Collect each line containing "Коньи".
* Start *
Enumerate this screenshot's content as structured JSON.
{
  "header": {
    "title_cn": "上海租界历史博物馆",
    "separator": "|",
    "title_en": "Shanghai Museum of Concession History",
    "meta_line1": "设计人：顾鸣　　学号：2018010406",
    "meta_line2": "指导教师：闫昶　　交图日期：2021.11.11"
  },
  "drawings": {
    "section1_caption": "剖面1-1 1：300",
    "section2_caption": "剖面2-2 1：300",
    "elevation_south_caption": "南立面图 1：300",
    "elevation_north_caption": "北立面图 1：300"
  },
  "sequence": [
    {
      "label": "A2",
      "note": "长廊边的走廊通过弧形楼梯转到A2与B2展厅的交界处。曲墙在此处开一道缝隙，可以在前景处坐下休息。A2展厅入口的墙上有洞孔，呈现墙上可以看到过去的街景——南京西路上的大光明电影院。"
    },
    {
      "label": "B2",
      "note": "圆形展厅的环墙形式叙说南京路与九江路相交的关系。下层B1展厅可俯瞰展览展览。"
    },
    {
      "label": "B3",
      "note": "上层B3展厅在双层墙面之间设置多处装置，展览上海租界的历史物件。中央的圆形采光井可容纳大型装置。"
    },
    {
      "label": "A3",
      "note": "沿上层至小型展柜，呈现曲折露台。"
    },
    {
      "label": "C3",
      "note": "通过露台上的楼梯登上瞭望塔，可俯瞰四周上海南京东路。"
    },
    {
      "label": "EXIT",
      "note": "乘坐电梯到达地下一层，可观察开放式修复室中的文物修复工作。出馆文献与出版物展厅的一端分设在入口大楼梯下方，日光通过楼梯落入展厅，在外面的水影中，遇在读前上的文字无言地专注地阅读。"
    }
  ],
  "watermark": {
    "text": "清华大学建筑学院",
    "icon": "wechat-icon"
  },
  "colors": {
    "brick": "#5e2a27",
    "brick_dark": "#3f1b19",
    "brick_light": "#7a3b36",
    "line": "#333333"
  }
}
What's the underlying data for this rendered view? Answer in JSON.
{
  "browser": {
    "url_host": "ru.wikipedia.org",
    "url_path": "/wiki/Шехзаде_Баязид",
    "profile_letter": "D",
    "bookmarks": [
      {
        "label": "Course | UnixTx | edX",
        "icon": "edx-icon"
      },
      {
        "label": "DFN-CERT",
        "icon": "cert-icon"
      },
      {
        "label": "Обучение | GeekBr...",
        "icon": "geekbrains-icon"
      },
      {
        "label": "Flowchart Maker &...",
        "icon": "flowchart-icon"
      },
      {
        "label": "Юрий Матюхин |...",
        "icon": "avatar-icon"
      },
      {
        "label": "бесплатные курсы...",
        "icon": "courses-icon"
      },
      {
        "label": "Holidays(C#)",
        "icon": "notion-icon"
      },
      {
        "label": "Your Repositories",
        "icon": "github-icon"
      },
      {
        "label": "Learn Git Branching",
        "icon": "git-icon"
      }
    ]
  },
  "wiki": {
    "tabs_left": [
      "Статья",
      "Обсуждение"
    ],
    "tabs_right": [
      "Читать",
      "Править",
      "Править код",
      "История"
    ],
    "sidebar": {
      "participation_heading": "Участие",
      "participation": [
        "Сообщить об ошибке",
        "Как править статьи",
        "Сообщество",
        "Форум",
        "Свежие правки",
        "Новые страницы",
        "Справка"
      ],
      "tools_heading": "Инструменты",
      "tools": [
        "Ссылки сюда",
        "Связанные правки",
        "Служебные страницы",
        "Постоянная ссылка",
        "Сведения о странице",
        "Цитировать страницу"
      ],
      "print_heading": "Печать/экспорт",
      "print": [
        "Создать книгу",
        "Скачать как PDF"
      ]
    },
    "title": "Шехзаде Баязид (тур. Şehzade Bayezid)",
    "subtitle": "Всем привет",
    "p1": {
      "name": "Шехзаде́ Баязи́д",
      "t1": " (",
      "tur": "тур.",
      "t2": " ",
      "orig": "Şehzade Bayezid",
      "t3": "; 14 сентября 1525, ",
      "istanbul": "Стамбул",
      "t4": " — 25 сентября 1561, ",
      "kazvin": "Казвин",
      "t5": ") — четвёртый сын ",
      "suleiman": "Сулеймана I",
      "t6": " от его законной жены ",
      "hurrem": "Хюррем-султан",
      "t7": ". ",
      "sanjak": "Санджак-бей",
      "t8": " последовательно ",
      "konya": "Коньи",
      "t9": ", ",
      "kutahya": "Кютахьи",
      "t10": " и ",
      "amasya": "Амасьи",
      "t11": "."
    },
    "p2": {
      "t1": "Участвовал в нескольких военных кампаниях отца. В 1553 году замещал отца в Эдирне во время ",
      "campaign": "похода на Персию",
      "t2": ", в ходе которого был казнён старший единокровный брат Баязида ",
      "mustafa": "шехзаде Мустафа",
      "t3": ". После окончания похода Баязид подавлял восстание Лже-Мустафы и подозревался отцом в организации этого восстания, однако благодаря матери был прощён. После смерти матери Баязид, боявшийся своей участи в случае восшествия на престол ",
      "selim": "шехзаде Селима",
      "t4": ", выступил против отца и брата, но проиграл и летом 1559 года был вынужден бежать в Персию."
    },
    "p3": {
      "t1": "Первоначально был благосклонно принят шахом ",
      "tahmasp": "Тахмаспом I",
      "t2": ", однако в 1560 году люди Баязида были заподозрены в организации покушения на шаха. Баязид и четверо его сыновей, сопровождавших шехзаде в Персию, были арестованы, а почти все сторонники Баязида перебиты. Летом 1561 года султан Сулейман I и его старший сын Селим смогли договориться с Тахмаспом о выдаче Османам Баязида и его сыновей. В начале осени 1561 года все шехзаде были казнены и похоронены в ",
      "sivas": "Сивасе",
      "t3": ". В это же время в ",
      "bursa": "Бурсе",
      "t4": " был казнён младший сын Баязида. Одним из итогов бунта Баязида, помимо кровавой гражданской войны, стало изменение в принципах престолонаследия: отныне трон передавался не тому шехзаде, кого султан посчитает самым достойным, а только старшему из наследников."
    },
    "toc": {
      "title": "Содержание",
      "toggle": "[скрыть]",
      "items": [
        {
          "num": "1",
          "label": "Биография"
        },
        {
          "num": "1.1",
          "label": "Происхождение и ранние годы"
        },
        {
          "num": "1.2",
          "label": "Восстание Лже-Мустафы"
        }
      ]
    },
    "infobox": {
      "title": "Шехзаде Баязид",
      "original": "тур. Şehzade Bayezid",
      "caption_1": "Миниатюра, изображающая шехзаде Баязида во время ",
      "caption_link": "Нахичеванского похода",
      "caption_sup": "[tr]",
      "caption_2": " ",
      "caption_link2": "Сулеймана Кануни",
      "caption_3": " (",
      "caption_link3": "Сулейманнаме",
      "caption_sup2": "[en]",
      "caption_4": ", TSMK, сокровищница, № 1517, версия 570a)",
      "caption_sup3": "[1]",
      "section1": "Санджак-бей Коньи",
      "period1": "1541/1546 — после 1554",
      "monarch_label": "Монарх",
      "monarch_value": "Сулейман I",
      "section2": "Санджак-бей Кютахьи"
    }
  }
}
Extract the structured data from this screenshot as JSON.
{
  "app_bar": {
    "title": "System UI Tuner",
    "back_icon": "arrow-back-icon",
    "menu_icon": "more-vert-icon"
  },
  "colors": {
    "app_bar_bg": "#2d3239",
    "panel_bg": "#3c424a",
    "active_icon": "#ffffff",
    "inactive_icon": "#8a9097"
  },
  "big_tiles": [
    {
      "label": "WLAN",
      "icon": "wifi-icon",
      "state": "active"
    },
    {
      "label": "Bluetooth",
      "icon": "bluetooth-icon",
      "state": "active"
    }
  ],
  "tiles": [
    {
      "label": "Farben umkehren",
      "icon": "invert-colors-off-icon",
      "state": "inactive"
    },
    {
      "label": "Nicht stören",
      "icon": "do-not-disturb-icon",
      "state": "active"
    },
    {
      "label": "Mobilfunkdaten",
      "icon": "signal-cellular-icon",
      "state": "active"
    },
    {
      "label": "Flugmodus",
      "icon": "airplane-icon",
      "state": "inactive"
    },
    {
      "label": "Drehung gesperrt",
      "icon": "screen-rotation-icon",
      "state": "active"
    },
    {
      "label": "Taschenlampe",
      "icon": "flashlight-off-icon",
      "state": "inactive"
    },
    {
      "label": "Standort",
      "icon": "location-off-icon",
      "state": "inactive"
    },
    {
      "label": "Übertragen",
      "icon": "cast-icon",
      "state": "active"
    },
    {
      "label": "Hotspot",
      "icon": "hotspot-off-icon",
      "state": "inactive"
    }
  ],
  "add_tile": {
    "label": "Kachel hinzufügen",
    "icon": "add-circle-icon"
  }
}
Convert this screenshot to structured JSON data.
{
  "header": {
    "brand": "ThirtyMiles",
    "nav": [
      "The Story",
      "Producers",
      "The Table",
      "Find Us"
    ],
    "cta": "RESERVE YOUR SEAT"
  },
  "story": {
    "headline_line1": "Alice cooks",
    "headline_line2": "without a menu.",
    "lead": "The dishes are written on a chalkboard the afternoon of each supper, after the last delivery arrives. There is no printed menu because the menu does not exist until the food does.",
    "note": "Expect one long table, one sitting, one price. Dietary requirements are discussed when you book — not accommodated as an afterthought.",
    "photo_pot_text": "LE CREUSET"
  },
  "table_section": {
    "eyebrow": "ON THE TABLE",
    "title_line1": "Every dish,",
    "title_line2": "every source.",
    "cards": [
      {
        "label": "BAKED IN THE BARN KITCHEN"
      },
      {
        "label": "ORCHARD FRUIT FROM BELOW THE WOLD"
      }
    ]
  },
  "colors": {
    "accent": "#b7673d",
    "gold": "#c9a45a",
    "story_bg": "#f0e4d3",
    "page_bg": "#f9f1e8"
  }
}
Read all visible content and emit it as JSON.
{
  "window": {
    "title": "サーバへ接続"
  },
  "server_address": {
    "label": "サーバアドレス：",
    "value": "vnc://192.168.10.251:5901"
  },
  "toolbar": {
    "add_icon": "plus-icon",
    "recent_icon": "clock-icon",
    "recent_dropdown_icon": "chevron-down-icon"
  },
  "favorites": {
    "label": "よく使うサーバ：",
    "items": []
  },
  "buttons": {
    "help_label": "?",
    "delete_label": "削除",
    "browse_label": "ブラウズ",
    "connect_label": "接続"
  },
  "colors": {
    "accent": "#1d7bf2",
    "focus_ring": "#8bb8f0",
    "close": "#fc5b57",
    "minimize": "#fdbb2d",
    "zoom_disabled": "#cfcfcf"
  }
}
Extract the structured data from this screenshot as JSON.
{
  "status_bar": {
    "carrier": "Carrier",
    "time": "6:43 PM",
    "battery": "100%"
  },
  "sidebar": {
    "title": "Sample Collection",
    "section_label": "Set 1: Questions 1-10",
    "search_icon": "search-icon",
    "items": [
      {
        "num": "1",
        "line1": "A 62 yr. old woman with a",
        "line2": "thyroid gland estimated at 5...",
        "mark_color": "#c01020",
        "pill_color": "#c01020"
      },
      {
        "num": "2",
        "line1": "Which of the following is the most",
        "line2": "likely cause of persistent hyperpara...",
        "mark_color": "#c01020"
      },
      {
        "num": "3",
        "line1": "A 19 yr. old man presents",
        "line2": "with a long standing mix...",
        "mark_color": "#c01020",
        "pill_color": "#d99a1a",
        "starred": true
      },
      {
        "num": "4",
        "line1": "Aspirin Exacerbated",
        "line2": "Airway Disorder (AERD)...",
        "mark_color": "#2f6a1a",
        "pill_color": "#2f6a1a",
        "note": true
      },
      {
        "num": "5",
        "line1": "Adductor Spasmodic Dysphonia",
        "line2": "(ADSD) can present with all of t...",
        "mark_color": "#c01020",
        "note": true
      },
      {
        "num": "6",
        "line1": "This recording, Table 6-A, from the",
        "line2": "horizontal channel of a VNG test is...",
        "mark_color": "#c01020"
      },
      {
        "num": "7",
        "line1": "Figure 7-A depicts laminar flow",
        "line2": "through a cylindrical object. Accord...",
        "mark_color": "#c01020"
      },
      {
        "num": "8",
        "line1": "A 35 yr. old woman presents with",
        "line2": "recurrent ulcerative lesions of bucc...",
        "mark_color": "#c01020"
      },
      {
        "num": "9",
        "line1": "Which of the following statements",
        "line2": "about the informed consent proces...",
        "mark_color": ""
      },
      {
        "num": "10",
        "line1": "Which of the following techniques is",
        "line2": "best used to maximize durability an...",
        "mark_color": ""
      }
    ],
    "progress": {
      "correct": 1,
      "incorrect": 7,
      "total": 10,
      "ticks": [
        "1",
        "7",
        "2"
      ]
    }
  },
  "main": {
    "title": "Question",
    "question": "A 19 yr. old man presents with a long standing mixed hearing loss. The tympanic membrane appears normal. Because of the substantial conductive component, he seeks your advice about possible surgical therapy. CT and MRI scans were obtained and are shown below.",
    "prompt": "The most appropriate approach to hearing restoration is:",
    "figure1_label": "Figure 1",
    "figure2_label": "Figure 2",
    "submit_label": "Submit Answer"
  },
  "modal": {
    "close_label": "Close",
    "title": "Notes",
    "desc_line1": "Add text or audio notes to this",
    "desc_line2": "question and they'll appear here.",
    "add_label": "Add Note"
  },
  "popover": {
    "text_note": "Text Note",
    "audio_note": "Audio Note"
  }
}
* End *
• Finished answer:
      "konya": "Коньи",
      "section1": "Санджак-бей Коньи",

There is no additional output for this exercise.